**Stored data entries**
※
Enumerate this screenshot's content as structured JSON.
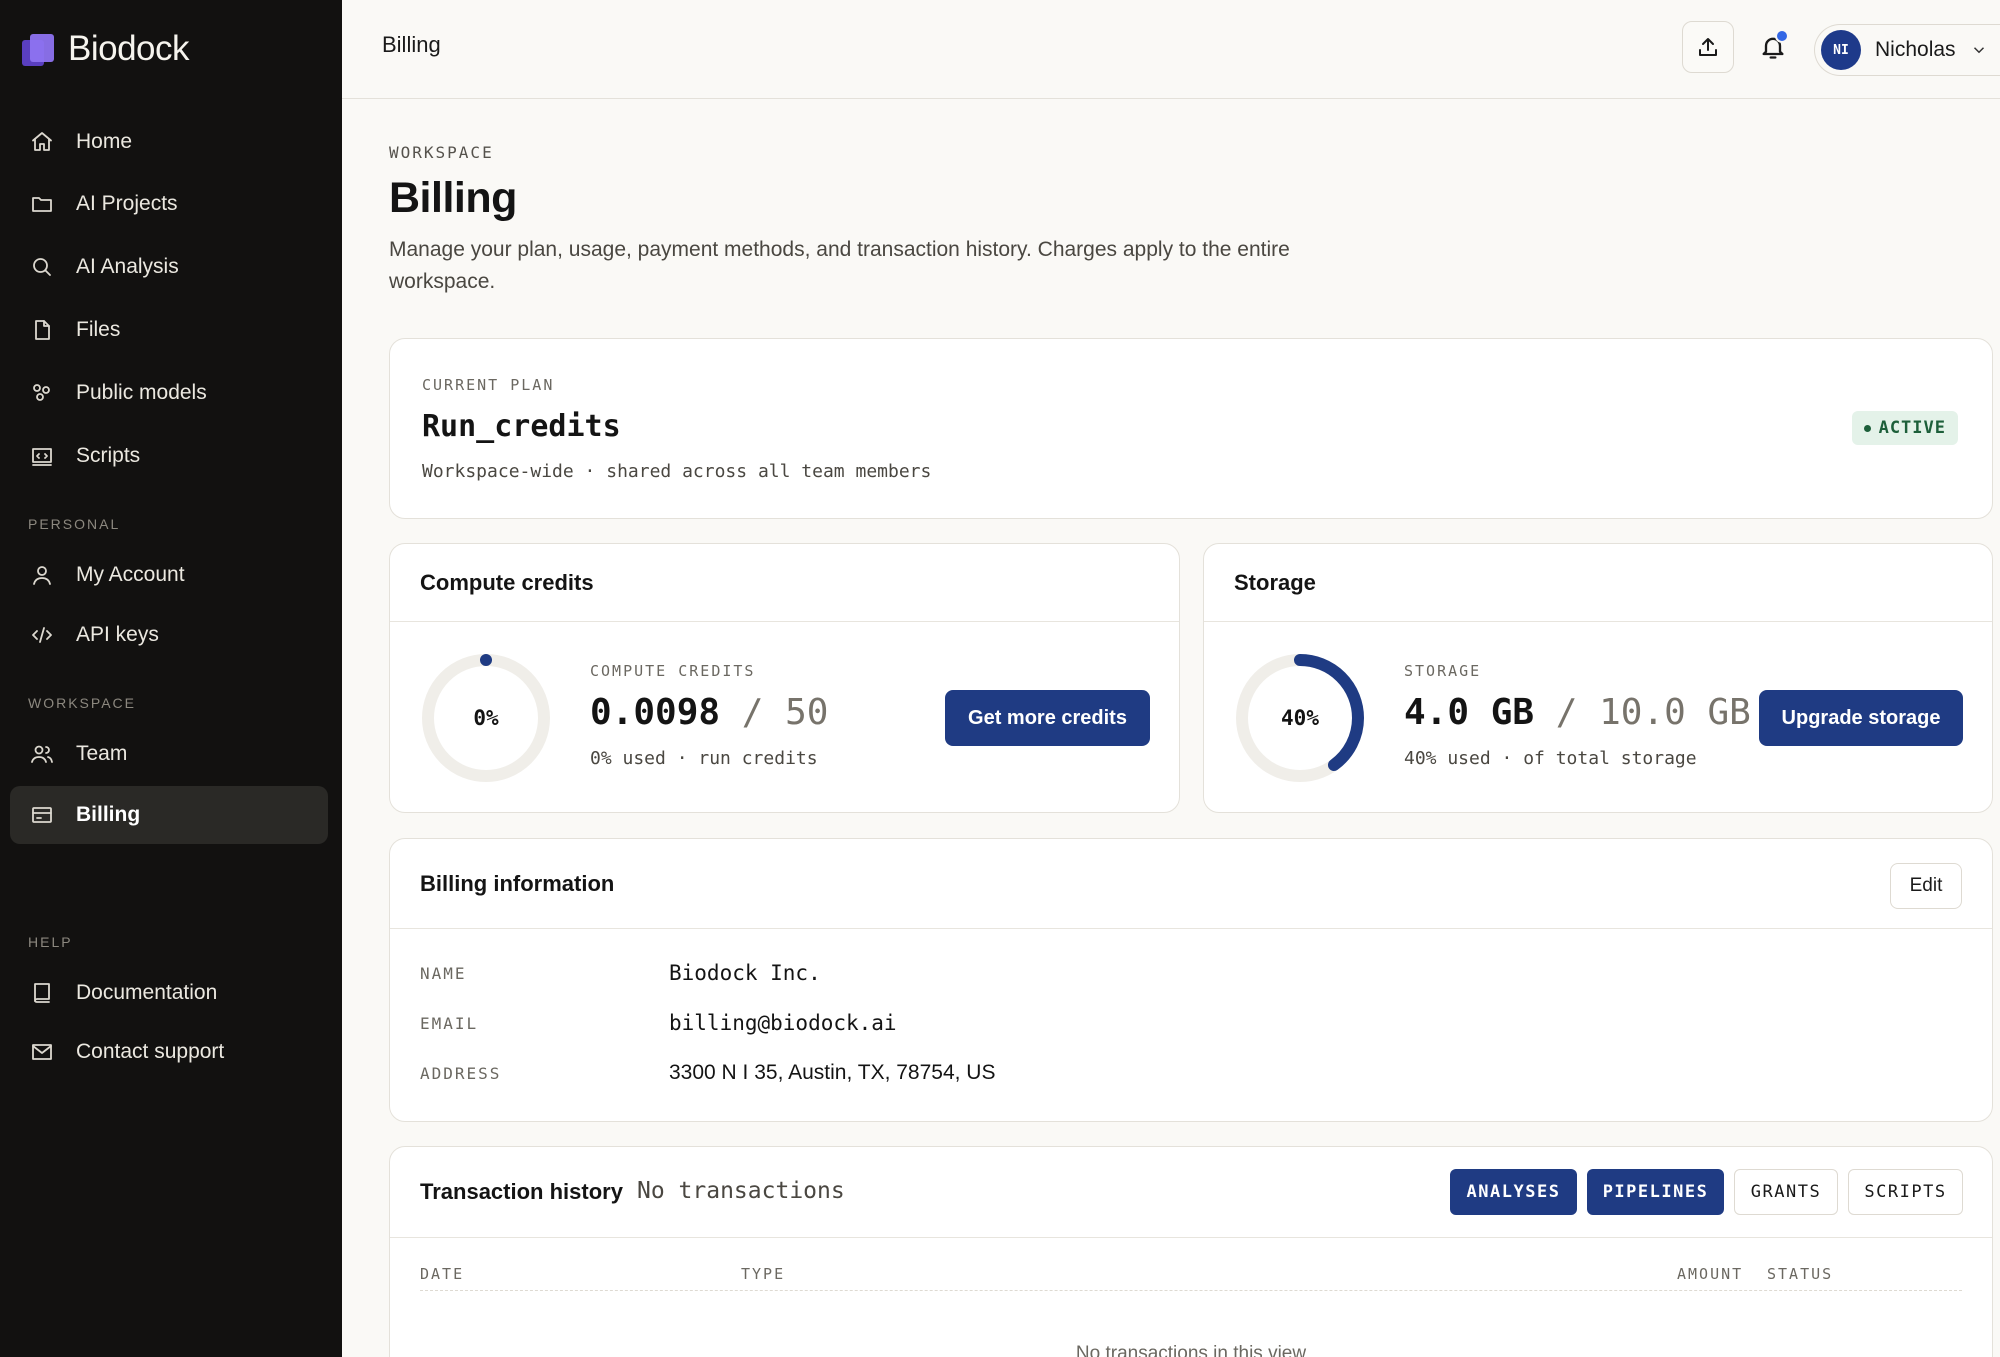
{
  "brand": {
    "name": "Biodock"
  },
  "sidebar": {
    "main": [
      {
        "label": "Home",
        "icon": "home-icon"
      },
      {
        "label": "AI Projects",
        "icon": "folder-icon"
      },
      {
        "label": "AI Analysis",
        "icon": "search-icon"
      },
      {
        "label": "Files",
        "icon": "file-icon"
      },
      {
        "label": "Public models",
        "icon": "models-icon"
      },
      {
        "label": "Scripts",
        "icon": "scripts-icon"
      }
    ],
    "personal_heading": "PERSONAL",
    "personal": [
      {
        "label": "My Account",
        "icon": "user-icon"
      },
      {
        "label": "API keys",
        "icon": "code-icon"
      }
    ],
    "workspace_heading": "WORKSPACE",
    "workspace": [
      {
        "label": "Team",
        "icon": "team-icon"
      },
      {
        "label": "Billing",
        "icon": "card-icon",
        "active": true
      }
    ],
    "help_heading": "HELP",
    "help": [
      {
        "label": "Documentation",
        "icon": "book-icon"
      },
      {
        "label": "Contact support",
        "icon": "mail-icon"
      }
    ]
  },
  "header": {
    "title": "Billing",
    "user": {
      "initials": "NI",
      "name": "Nicholas"
    },
    "accent": "#3367e5"
  },
  "page": {
    "eyebrow": "WORKSPACE",
    "title": "Billing",
    "description": "Manage your plan, usage, payment methods, and transaction history. Charges apply to the entire workspace."
  },
  "plan": {
    "label": "CURRENT PLAN",
    "name": "Run_credits",
    "subtitle": "Workspace-wide · shared across all team members",
    "status": "ACTIVE",
    "status_color": "#1d5f3a"
  },
  "compute": {
    "title": "Compute credits",
    "percent": 0,
    "percent_label": "0%",
    "label": "COMPUTE CREDITS",
    "used": "0.0098",
    "separator": "/",
    "total": "50",
    "sub": "0% used · run credits",
    "button": "Get more credits"
  },
  "storage": {
    "title": "Storage",
    "percent": 40,
    "percent_label": "40%",
    "label": "STORAGE",
    "used": "4.0 GB",
    "separator": "/",
    "total": "10.0 GB",
    "sub": "40% used · of total storage",
    "button": "Upgrade storage"
  },
  "billing_info": {
    "title": "Billing information",
    "edit": "Edit",
    "rows": [
      {
        "key": "NAME",
        "value": "Biodock Inc."
      },
      {
        "key": "EMAIL",
        "value": "billing@biodock.ai"
      },
      {
        "key": "ADDRESS",
        "value": "3300 N I 35, Austin, TX, 78754, US"
      }
    ]
  },
  "transactions": {
    "title": "Transaction history",
    "subtitle": "No transactions",
    "filters": [
      {
        "label": "ANALYSES",
        "on": true
      },
      {
        "label": "PIPELINES",
        "on": true
      },
      {
        "label": "GRANTS",
        "on": false
      },
      {
        "label": "SCRIPTS",
        "on": false
      }
    ],
    "columns": [
      "DATE",
      "TYPE",
      "AMOUNT",
      "STATUS"
    ],
    "empty": "No transactions in this view"
  },
  "colors": {
    "primary": "#1f3b83",
    "ring_track": "#f0eee9"
  }
}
※
**WHAT IS ASKED**
Reproduce every entry word for word, but skip any pictures.

**REPLY TO THE TASK**
Enumerate this screenshot's content as structured JSON.
{
  "brand": {
    "name": "Biodock"
  },
  "sidebar": {
    "main": [
      {
        "label": "Home",
        "icon": "home-icon"
      },
      {
        "label": "AI Projects",
        "icon": "folder-icon"
      },
      {
        "label": "AI Analysis",
        "icon": "search-icon"
      },
      {
        "label": "Files",
        "icon": "file-icon"
      },
      {
        "label": "Public models",
        "icon": "models-icon"
      },
      {
        "label": "Scripts",
        "icon": "scripts-icon"
      }
    ],
    "personal_heading": "PERSONAL",
    "personal": [
      {
        "label": "My Account",
        "icon": "user-icon"
      },
      {
        "label": "API keys",
        "icon": "code-icon"
      }
    ],
    "workspace_heading": "WORKSPACE",
    "workspace": [
      {
        "label": "Team",
        "icon": "team-icon"
      },
      {
        "label": "Billing",
        "icon": "card-icon",
        "active": true
      }
    ],
    "help_heading": "HELP",
    "help": [
      {
        "label": "Documentation",
        "icon": "book-icon"
      },
      {
        "label": "Contact support",
        "icon": "mail-icon"
      }
    ]
  },
  "header": {
    "title": "Billing",
    "user": {
      "initials": "NI",
      "name": "Nicholas"
    },
    "accent": "#3367e5"
  },
  "page": {
    "eyebrow": "WORKSPACE",
    "title": "Billing",
    "description": "Manage your plan, usage, payment methods, and transaction history. Charges apply to the entire workspace."
  },
  "plan": {
    "label": "CURRENT PLAN",
    "name": "Run_credits",
    "subtitle": "Workspace-wide · shared across all team members",
    "status": "ACTIVE",
    "status_color": "#1d5f3a"
  },
  "compute": {
    "title": "Compute credits",
    "percent": 0,
    "percent_label": "0%",
    "label": "COMPUTE CREDITS",
    "used": "0.0098",
    "separator": "/",
    "total": "50",
    "sub": "0% used · run credits",
    "button": "Get more credits"
  },
  "storage": {
    "title": "Storage",
    "percent": 40,
    "percent_label": "40%",
    "label": "STORAGE",
    "used": "4.0 GB",
    "separator": "/",
    "total": "10.0 GB",
    "sub": "40% used · of total storage",
    "button": "Upgrade storage"
  },
  "billing_info": {
    "title": "Billing information",
    "edit": "Edit",
    "rows": [
      {
        "key": "NAME",
        "value": "Biodock Inc."
      },
      {
        "key": "EMAIL",
        "value": "billing@biodock.ai"
      },
      {
        "key": "ADDRESS",
        "value": "3300 N I 35, Austin, TX, 78754, US"
      }
    ]
  },
  "transactions": {
    "title": "Transaction history",
    "subtitle": "No transactions",
    "filters": [
      {
        "label": "ANALYSES",
        "on": true
      },
      {
        "label": "PIPELINES",
        "on": true
      },
      {
        "label": "GRANTS",
        "on": false
      },
      {
        "label": "SCRIPTS",
        "on": false
      }
    ],
    "columns": [
      "DATE",
      "TYPE",
      "AMOUNT",
      "STATUS"
    ],
    "empty": "No transactions in this view"
  },
  "colors": {
    "primary": "#1f3b83",
    "ring_track": "#f0eee9"
  }
}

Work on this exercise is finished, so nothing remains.